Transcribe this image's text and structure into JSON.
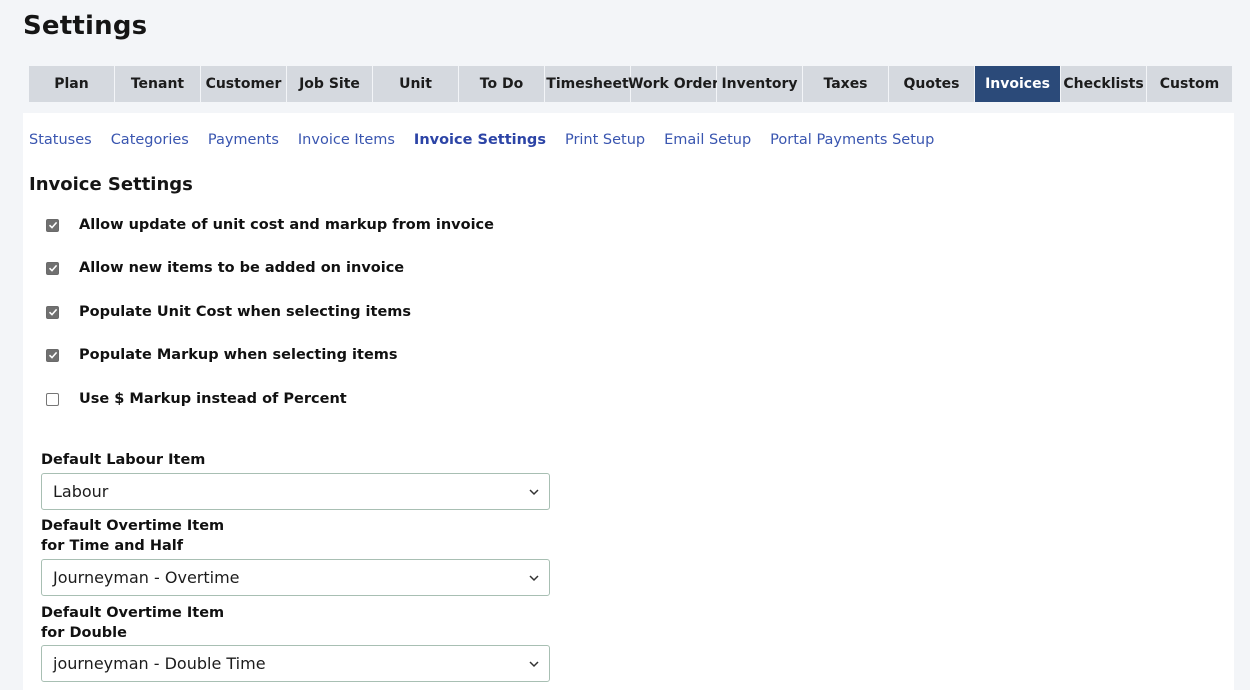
{
  "header": {
    "title": "Settings"
  },
  "main_tabs": [
    {
      "label": "Plan",
      "width": 85
    },
    {
      "label": "Tenant",
      "width": 85
    },
    {
      "label": "Customer",
      "width": 85
    },
    {
      "label": "Job Site",
      "width": 85
    },
    {
      "label": "Unit",
      "width": 85
    },
    {
      "label": "To Do",
      "width": 85
    },
    {
      "label": "Timesheet",
      "width": 85
    },
    {
      "label": "Work Order",
      "width": 85
    },
    {
      "label": "Inventory",
      "width": 85
    },
    {
      "label": "Taxes",
      "width": 85
    },
    {
      "label": "Quotes",
      "width": 85
    },
    {
      "label": "Invoices",
      "width": 85
    },
    {
      "label": "Checklists",
      "width": 85
    },
    {
      "label": "Custom",
      "width": 85
    }
  ],
  "active_main_tab": "Invoices",
  "sub_tabs": [
    {
      "label": "Statuses"
    },
    {
      "label": "Categories"
    },
    {
      "label": "Payments"
    },
    {
      "label": "Invoice Items"
    },
    {
      "label": "Invoice Settings"
    },
    {
      "label": "Print Setup"
    },
    {
      "label": "Email Setup"
    },
    {
      "label": "Portal Payments Setup"
    }
  ],
  "active_sub_tab": "Invoice Settings",
  "section": {
    "title": "Invoice Settings"
  },
  "options": [
    {
      "label": "Allow update of unit cost and markup from invoice",
      "checked": true
    },
    {
      "label": "Allow new items to be added on invoice",
      "checked": true
    },
    {
      "label": "Populate Unit Cost when selecting items",
      "checked": true
    },
    {
      "label": "Populate Markup when selecting items",
      "checked": true
    },
    {
      "label": "Use $ Markup instead of Percent",
      "checked": false
    }
  ],
  "fields": {
    "labour": {
      "label": "Default Labour Item",
      "value": "Labour"
    },
    "overtime_half": {
      "label_line1": "Default Overtime Item",
      "label_line2": "for Time and Half",
      "value": "Journeyman - Overtime"
    },
    "overtime_double": {
      "label_line1": "Default Overtime Item",
      "label_line2": "for Double",
      "value": "journeyman - Double Time"
    }
  },
  "colors": {
    "active_tab_bg": "#2b4a79",
    "tab_bg": "#d5d9df",
    "link": "#3a56b0",
    "page_bg": "#f3f5f8"
  }
}
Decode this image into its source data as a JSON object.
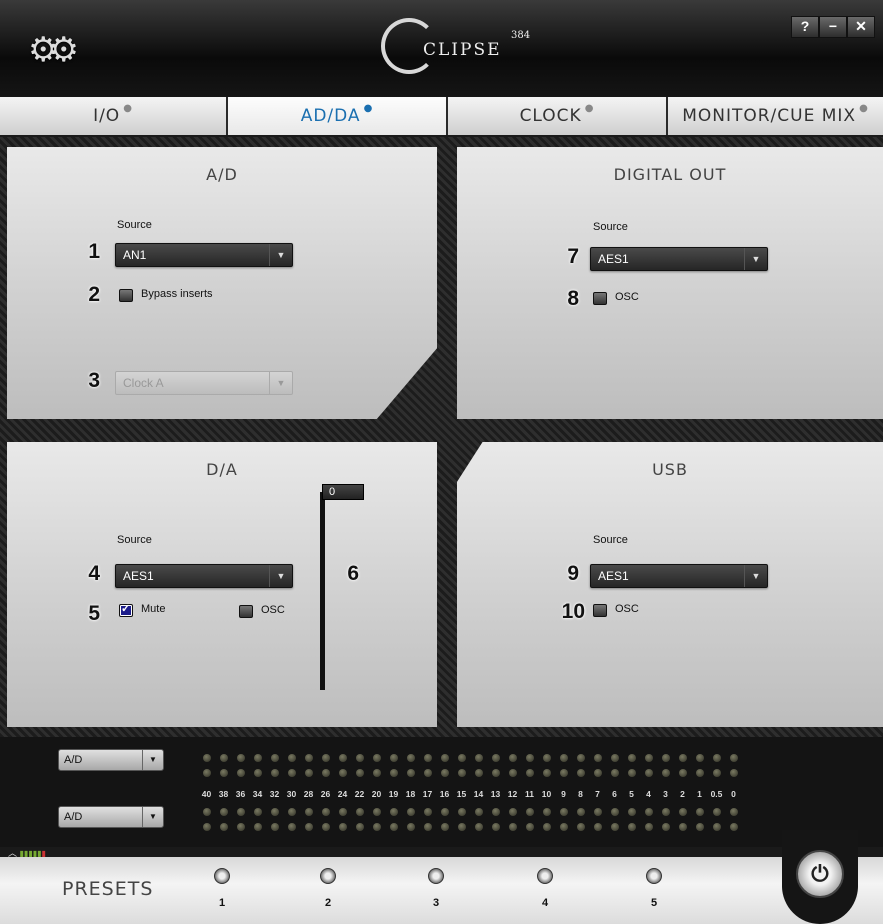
{
  "app": {
    "brand": "CLIPSE",
    "brand_sup": "384"
  },
  "window": {
    "help": "?",
    "minimize": "−",
    "close": "✕"
  },
  "tabs": [
    {
      "label": "I/O",
      "active": false
    },
    {
      "label": "AD/DA",
      "active": true
    },
    {
      "label": "CLOCK",
      "active": false
    },
    {
      "label": "MONITOR/CUE MIX",
      "active": false
    }
  ],
  "ad": {
    "title": "A/D",
    "source_label": "Source",
    "source_value": "AN1",
    "bypass_label": "Bypass inserts",
    "bypass_checked": false,
    "clock_value": "Clock A",
    "num_source": "1",
    "num_bypass": "2",
    "num_clock": "3"
  },
  "digital_out": {
    "title": "DIGITAL OUT",
    "source_label": "Source",
    "source_value": "AES1",
    "osc_label": "OSC",
    "num_source": "7",
    "num_osc": "8"
  },
  "da": {
    "title": "D/A",
    "source_label": "Source",
    "source_value": "AES1",
    "mute_label": "Mute",
    "mute_checked": true,
    "osc_label": "OSC",
    "fader_value": "0",
    "num_source": "4",
    "num_mute": "5",
    "num_fader": "6"
  },
  "usb": {
    "title": "USB",
    "source_label": "Source",
    "source_value": "AES1",
    "osc_label": "OSC",
    "num_source": "9",
    "num_osc": "10"
  },
  "meter": {
    "select_top": "A/D",
    "select_bottom": "A/D",
    "scale": [
      "40",
      "38",
      "36",
      "34",
      "32",
      "30",
      "28",
      "26",
      "24",
      "22",
      "20",
      "19",
      "18",
      "17",
      "16",
      "15",
      "14",
      "13",
      "12",
      "11",
      "10",
      "9",
      "8",
      "7",
      "6",
      "5",
      "4",
      "3",
      "2",
      "1",
      "0.5",
      "0"
    ]
  },
  "presets": {
    "label": "PRESETS",
    "items": [
      "1",
      "2",
      "3",
      "4",
      "5"
    ]
  },
  "colors": {
    "accent": "#1a6fb0",
    "panel": "#d6d6d6",
    "dark": "#1a1a1a"
  }
}
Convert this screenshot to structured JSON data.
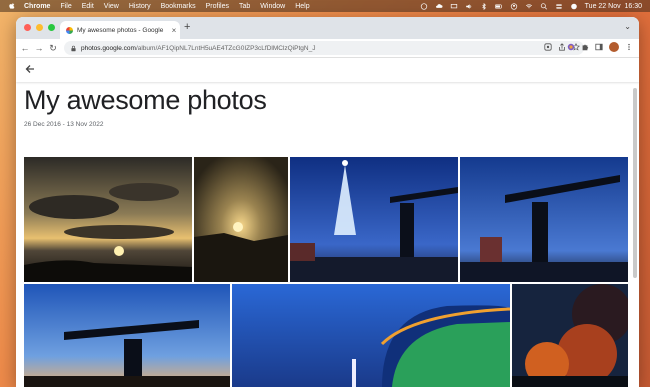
{
  "menubar": {
    "app_name": "Chrome",
    "items": [
      "File",
      "Edit",
      "View",
      "History",
      "Bookmarks",
      "Profiles",
      "Tab",
      "Window",
      "Help"
    ],
    "clock": "Tue 22 Nov  16:30"
  },
  "browser": {
    "tab_title": "My awesome photos - Google",
    "url_domain": "photos.google.com",
    "url_path": "/album/AF1QipNL7LntH5uAE4TZcG0IZP3cLfDlMClzQiPtgN_J"
  },
  "album": {
    "title": "My awesome photos",
    "dates": "26 Dec 2016 - 13 Nov 2022"
  },
  "colors": {
    "traffic_close": "#ff5f57",
    "traffic_min": "#febc2e",
    "traffic_max": "#28c840"
  },
  "photos": [
    {
      "name": "photo-sunset-clouds",
      "subject": "sunset over water with dark clouds"
    },
    {
      "name": "photo-rainy-sunset",
      "subject": "sunset through rainy window"
    },
    {
      "name": "photo-crane-christmas-tree",
      "subject": "crane and illuminated tree at dusk"
    },
    {
      "name": "photo-crane-dusk",
      "subject": "crane at dusk with lights"
    },
    {
      "name": "photo-crane-sunset",
      "subject": "crane silhouette at sunset"
    },
    {
      "name": "photo-arena-lights",
      "subject": "illuminated arena building with green lights"
    },
    {
      "name": "photo-autumn-night",
      "subject": "autumn tree lit at night"
    }
  ]
}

## EXERCISE AIM
For the listing above, identify each line bearing "JSON".

## SOLUTION TO THE PROBLEM
Transcribe this image's text and structure into JSON.
Decode this image into its source data as a JSON object.
Convert this screenshot to structured JSON data.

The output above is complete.